# [EXERCISE REQUIREMENTS]
Every entry needs to be reproduced exactly.

(Recorded data)

● ● ● ● ●

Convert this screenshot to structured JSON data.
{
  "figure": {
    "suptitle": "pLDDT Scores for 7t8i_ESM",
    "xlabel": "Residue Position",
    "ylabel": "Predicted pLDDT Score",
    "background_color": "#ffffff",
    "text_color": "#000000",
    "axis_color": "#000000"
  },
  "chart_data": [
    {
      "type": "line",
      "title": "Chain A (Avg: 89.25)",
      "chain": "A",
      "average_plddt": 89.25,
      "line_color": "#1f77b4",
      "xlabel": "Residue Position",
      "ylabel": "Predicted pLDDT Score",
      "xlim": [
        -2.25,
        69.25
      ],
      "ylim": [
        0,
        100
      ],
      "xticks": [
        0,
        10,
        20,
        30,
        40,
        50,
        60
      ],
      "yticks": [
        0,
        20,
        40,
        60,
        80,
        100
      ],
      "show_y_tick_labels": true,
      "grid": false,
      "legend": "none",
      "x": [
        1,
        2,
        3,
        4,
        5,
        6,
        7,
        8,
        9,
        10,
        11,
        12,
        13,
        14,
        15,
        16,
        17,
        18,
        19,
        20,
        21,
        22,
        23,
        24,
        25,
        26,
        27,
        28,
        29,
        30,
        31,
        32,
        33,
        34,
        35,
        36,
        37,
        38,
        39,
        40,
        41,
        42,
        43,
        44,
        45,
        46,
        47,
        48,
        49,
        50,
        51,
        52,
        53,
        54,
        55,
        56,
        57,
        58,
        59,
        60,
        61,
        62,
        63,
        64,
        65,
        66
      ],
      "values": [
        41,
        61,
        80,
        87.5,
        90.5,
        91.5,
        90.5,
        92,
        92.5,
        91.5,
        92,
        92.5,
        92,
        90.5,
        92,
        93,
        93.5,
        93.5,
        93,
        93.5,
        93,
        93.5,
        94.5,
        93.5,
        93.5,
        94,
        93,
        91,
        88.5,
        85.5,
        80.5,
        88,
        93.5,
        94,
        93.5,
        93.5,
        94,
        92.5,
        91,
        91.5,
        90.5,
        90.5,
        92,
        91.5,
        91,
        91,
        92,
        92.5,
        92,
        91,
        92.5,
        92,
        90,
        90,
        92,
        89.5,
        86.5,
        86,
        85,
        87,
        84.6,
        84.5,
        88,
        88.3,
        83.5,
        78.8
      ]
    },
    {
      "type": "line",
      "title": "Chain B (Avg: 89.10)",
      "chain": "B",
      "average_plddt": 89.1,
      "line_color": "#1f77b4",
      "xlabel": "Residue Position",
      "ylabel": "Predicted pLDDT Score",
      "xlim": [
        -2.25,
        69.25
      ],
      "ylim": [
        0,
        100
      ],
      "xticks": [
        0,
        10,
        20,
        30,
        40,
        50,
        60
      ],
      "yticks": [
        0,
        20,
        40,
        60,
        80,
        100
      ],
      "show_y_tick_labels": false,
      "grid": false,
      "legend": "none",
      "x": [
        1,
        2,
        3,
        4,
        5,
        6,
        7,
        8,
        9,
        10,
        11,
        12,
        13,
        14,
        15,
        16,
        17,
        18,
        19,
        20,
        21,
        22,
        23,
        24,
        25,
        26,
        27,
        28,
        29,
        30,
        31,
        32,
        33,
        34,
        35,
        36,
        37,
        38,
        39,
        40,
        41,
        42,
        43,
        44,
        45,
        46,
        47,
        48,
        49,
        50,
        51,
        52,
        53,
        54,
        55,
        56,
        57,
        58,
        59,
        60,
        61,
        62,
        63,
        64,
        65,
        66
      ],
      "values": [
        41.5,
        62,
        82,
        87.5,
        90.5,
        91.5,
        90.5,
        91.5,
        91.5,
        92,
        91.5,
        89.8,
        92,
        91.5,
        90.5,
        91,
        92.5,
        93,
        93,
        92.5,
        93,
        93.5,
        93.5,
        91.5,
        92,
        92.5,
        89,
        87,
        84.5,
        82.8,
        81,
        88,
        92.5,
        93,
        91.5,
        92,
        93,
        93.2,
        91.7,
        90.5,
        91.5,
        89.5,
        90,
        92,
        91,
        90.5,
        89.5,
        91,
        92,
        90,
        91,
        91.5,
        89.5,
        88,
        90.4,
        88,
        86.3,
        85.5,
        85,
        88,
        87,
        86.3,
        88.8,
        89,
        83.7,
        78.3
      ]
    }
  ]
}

● ● ● ● ●

# [REPLY]
Convert this screenshot to structured JSON data.
{
  "figure": {
    "suptitle": "pLDDT Scores for 7t8i_ESM",
    "xlabel": "Residue Position",
    "ylabel": "Predicted pLDDT Score",
    "background_color": "#ffffff",
    "text_color": "#000000",
    "axis_color": "#000000"
  },
  "chart_data": [
    {
      "type": "line",
      "title": "Chain A (Avg: 89.25)",
      "chain": "A",
      "average_plddt": 89.25,
      "line_color": "#1f77b4",
      "xlabel": "Residue Position",
      "ylabel": "Predicted pLDDT Score",
      "xlim": [
        -2.25,
        69.25
      ],
      "ylim": [
        0,
        100
      ],
      "xticks": [
        0,
        10,
        20,
        30,
        40,
        50,
        60
      ],
      "yticks": [
        0,
        20,
        40,
        60,
        80,
        100
      ],
      "show_y_tick_labels": true,
      "grid": false,
      "legend": "none",
      "x": [
        1,
        2,
        3,
        4,
        5,
        6,
        7,
        8,
        9,
        10,
        11,
        12,
        13,
        14,
        15,
        16,
        17,
        18,
        19,
        20,
        21,
        22,
        23,
        24,
        25,
        26,
        27,
        28,
        29,
        30,
        31,
        32,
        33,
        34,
        35,
        36,
        37,
        38,
        39,
        40,
        41,
        42,
        43,
        44,
        45,
        46,
        47,
        48,
        49,
        50,
        51,
        52,
        53,
        54,
        55,
        56,
        57,
        58,
        59,
        60,
        61,
        62,
        63,
        64,
        65,
        66
      ],
      "values": [
        41,
        61,
        80,
        87.5,
        90.5,
        91.5,
        90.5,
        92,
        92.5,
        91.5,
        92,
        92.5,
        92,
        90.5,
        92,
        93,
        93.5,
        93.5,
        93,
        93.5,
        93,
        93.5,
        94.5,
        93.5,
        93.5,
        94,
        93,
        91,
        88.5,
        85.5,
        80.5,
        88,
        93.5,
        94,
        93.5,
        93.5,
        94,
        92.5,
        91,
        91.5,
        90.5,
        90.5,
        92,
        91.5,
        91,
        91,
        92,
        92.5,
        92,
        91,
        92.5,
        92,
        90,
        90,
        92,
        89.5,
        86.5,
        86,
        85,
        87,
        84.6,
        84.5,
        88,
        88.3,
        83.5,
        78.8
      ]
    },
    {
      "type": "line",
      "title": "Chain B (Avg: 89.10)",
      "chain": "B",
      "average_plddt": 89.1,
      "line_color": "#1f77b4",
      "xlabel": "Residue Position",
      "ylabel": "Predicted pLDDT Score",
      "xlim": [
        -2.25,
        69.25
      ],
      "ylim": [
        0,
        100
      ],
      "xticks": [
        0,
        10,
        20,
        30,
        40,
        50,
        60
      ],
      "yticks": [
        0,
        20,
        40,
        60,
        80,
        100
      ],
      "show_y_tick_labels": false,
      "grid": false,
      "legend": "none",
      "x": [
        1,
        2,
        3,
        4,
        5,
        6,
        7,
        8,
        9,
        10,
        11,
        12,
        13,
        14,
        15,
        16,
        17,
        18,
        19,
        20,
        21,
        22,
        23,
        24,
        25,
        26,
        27,
        28,
        29,
        30,
        31,
        32,
        33,
        34,
        35,
        36,
        37,
        38,
        39,
        40,
        41,
        42,
        43,
        44,
        45,
        46,
        47,
        48,
        49,
        50,
        51,
        52,
        53,
        54,
        55,
        56,
        57,
        58,
        59,
        60,
        61,
        62,
        63,
        64,
        65,
        66
      ],
      "values": [
        41.5,
        62,
        82,
        87.5,
        90.5,
        91.5,
        90.5,
        91.5,
        91.5,
        92,
        91.5,
        89.8,
        92,
        91.5,
        90.5,
        91,
        92.5,
        93,
        93,
        92.5,
        93,
        93.5,
        93.5,
        91.5,
        92,
        92.5,
        89,
        87,
        84.5,
        82.8,
        81,
        88,
        92.5,
        93,
        91.5,
        92,
        93,
        93.2,
        91.7,
        90.5,
        91.5,
        89.5,
        90,
        92,
        91,
        90.5,
        89.5,
        91,
        92,
        90,
        91,
        91.5,
        89.5,
        88,
        90.4,
        88,
        86.3,
        85.5,
        85,
        88,
        87,
        86.3,
        88.8,
        89,
        83.7,
        78.3
      ]
    }
  ]
}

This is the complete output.